• _PROBLEM REQUIREMENTS_:
Leave out the pictures and transcribe everything else exactly.

# # # # #

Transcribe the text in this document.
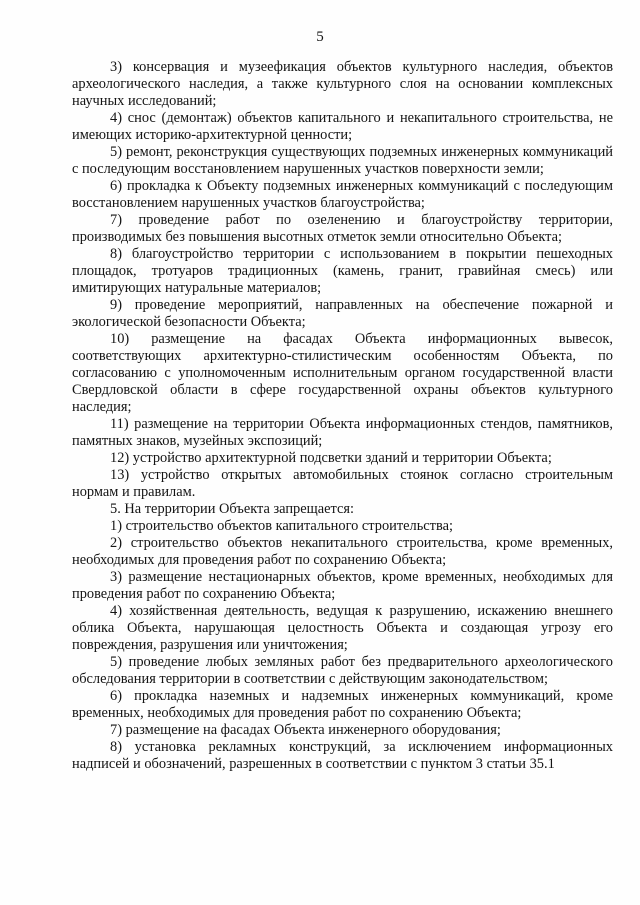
5

3) консервация и музеефикация объектов культурного наследия, объектов археологического наследия, а также культурного слоя на основании комплексных научных исследований;

4) снос (демонтаж) объектов капитального и некапитального строительства, не имеющих историко-архитектурной ценности;

5) ремонт, реконструкция существующих подземных инженерных коммуникаций с последующим восстановлением нарушенных участков поверхности земли;

6) прокладка к Объекту подземных инженерных коммуникаций с последующим восстановлением нарушенных участков благоустройства;

7) проведение работ по озеленению и благоустройству территории, производимых без повышения высотных отметок земли относительно Объекта;

8) благоустройство территории с использованием в покрытии пешеходных площадок, тротуаров традиционных (камень, гранит, гравийная смесь) или имитирующих натуральные материалов;

9) проведение мероприятий, направленных на обеспечение пожарной и экологической безопасности Объекта;

10) размещение на фасадах Объекта информационных вывесок, соответствующих архитектурно-стилистическим особенностям Объекта, по согласованию с уполномоченным исполнительным органом государственной власти Свердловской области в сфере государственной охраны объектов культурного наследия;

11) размещение на территории Объекта информационных стендов, памятников, памятных знаков, музейных экспозиций;

12) устройство архитектурной подсветки зданий и территории Объекта;

13) устройство открытых автомобильных стоянок согласно строительным нормам и правилам.

5. На территории Объекта запрещается:

1) строительство объектов капитального строительства;

2) строительство объектов некапитального строительства, кроме временных, необходимых для проведения работ по сохранению Объекта;

3) размещение нестационарных объектов, кроме временных, необходимых для проведения работ по сохранению Объекта;

4) хозяйственная деятельность, ведущая к разрушению, искажению внешнего облика Объекта, нарушающая целостность Объекта и создающая угрозу его повреждения, разрушения или уничтожения;

5) проведение любых земляных работ без предварительного археологического обследования территории в соответствии с действующим законодательством;

6) прокладка наземных и надземных инженерных коммуникаций, кроме временных, необходимых для проведения работ по сохранению Объекта;

7) размещение на фасадах Объекта инженерного оборудования;

8) установка рекламных конструкций, за исключением информационных надписей и обозначений, разрешенных в соответствии с пунктом 3 статьи 35.1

# # # # #

• _SOLUTION TO THE PROBLEM_:
Transcribe the text in this document.
5

3) консервация и музеефикация объектов культурного наследия, объектов археологического наследия, а также культурного слоя на основании комплексных научных исследований;

4) снос (демонтаж) объектов капитального и некапитального строительства, не имеющих историко-архитектурной ценности;

5) ремонт, реконструкция существующих подземных инженерных коммуникаций с последующим восстановлением нарушенных участков поверхности земли;

6) прокладка к Объекту подземных инженерных коммуникаций с последующим восстановлением нарушенных участков благоустройства;

7) проведение работ по озеленению и благоустройству территории, производимых без повышения высотных отметок земли относительно Объекта;

8) благоустройство территории с использованием в покрытии пешеходных площадок, тротуаров традиционных (камень, гранит, гравийная смесь) или имитирующих натуральные материалов;

9) проведение мероприятий, направленных на обеспечение пожарной и экологической безопасности Объекта;

10) размещение на фасадах Объекта информационных вывесок, соответствующих архитектурно-стилистическим особенностям Объекта, по согласованию с уполномоченным исполнительным органом государственной власти Свердловской области в сфере государственной охраны объектов культурного наследия;

11) размещение на территории Объекта информационных стендов, памятников, памятных знаков, музейных экспозиций;

12) устройство архитектурной подсветки зданий и территории Объекта;

13) устройство открытых автомобильных стоянок согласно строительным нормам и правилам.

5. На территории Объекта запрещается:

1) строительство объектов капитального строительства;

2) строительство объектов некапитального строительства, кроме временных, необходимых для проведения работ по сохранению Объекта;

3) размещение нестационарных объектов, кроме временных, необходимых для проведения работ по сохранению Объекта;

4) хозяйственная деятельность, ведущая к разрушению, искажению внешнего облика Объекта, нарушающая целостность Объекта и создающая угрозу его повреждения, разрушения или уничтожения;

5) проведение любых земляных работ без предварительного археологического обследования территории в соответствии с действующим законодательством;

6) прокладка наземных и надземных инженерных коммуникаций, кроме временных, необходимых для проведения работ по сохранению Объекта;

7) размещение на фасадах Объекта инженерного оборудования;

8) установка рекламных конструкций, за исключением информационных надписей и обозначений, разрешенных в соответствии с пунктом 3 статьи 35.1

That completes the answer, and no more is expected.